• SUPPLIED RECORDS:
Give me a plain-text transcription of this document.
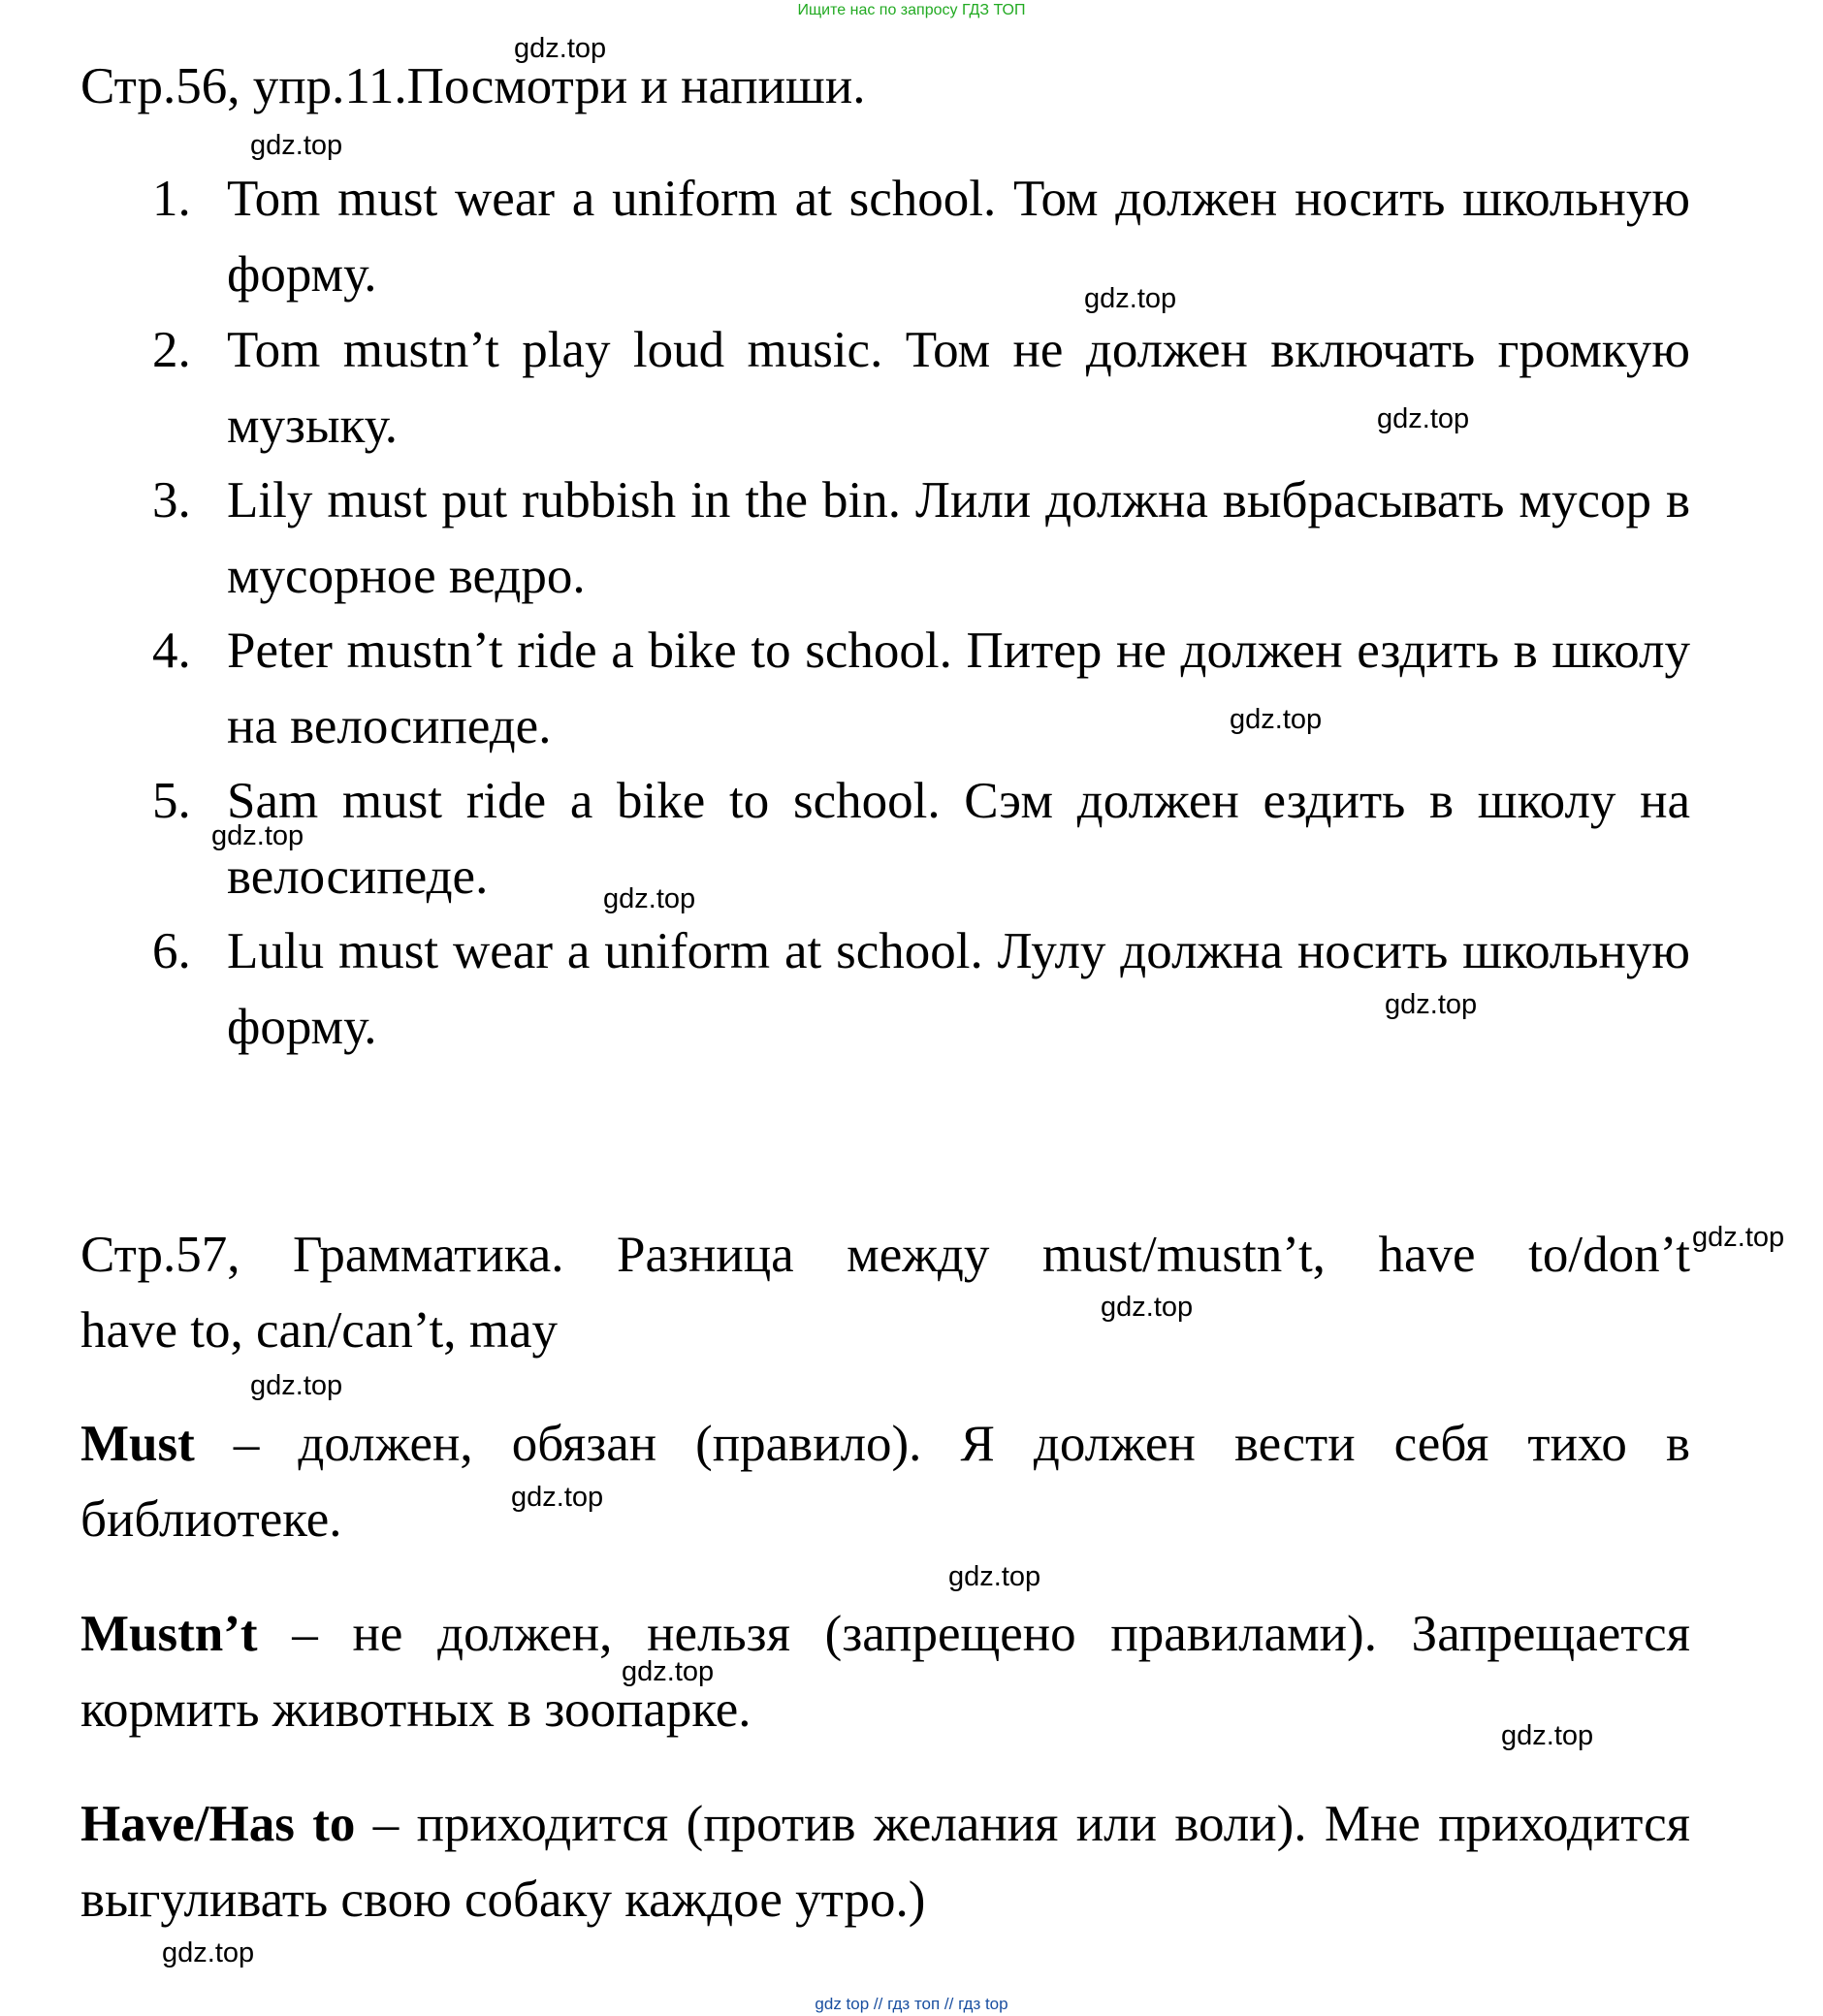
Ищите нас по запросу ГДЗ ТОП
Стр.56, упр.11.Посмотри и напиши.
1. Tom must wear a uniform at school. Том должен носить школьную форму.
2. Tom mustn’t play loud music. Том не должен включать громкую музыку.
3. Lily must put rubbish in the bin. Лили должна выбрасывать мусор в мусорное ведро.
4. Peter mustn’t ride a bike to school. Питер не должен ездить в школу на велосипеде.
5. Sam must ride a bike to school. Сэм должен ездить в школу на велосипеде.
6. Lulu must wear a uniform at school. Лулу должна носить школьную форму.
Стр.57, Грамматика. Разница между must/mustn’t, have to/don’t
have to, can/can’t, may
Must – должен, обязан (правило). Я должен вести себя тихо в библиотеке.
Mustn’t – не должен, нельзя (запрещено правилами). Запрещается кормить животных в зоопарке.
Have/Has to – приходится (против желания или воли). Мне приходится выгуливать свою собаку каждое утро.)
gdz.top
gdz.top
gdz.top
gdz.top
gdz.top
gdz.top
gdz.top
gdz.top
gdz.top
gdz.top
gdz.top
gdz.top
gdz.top
gdz.top
gdz.top
gdz.top
gdz top // гдз топ // гдз top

• SHORT TASK:
Output the entries above exactly, without their pictures.

• RESPONSE FOR THIS EXERCISE:
Give me a plain-text transcription of this document.
Ищите нас по запросу ГДЗ ТОП
Стр.56, упр.11.Посмотри и напиши.
1. Tom must wear a uniform at school. Том должен носить школьную форму.
2. Tom mustn’t play loud music. Том не должен включать громкую музыку.
3. Lily must put rubbish in the bin. Лили должна выбрасывать мусор в мусорное ведро.
4. Peter mustn’t ride a bike to school. Питер не должен ездить в школу на велосипеде.
5. Sam must ride a bike to school. Сэм должен ездить в школу на велосипеде.
6. Lulu must wear a uniform at school. Лулу должна носить школьную форму.
Стр.57, Грамматика. Разница между must/mustn’t, have to/don’t
have to, can/can’t, may
Must – должен, обязан (правило). Я должен вести себя тихо в библиотеке.
Mustn’t – не должен, нельзя (запрещено правилами). Запрещается кормить животных в зоопарке.
Have/Has to – приходится (против желания или воли). Мне приходится выгуливать свою собаку каждое утро.)
gdz.top
gdz.top
gdz.top
gdz.top
gdz.top
gdz.top
gdz.top
gdz.top
gdz.top
gdz.top
gdz.top
gdz.top
gdz.top
gdz.top
gdz.top
gdz.top
gdz top // гдз топ // гдз top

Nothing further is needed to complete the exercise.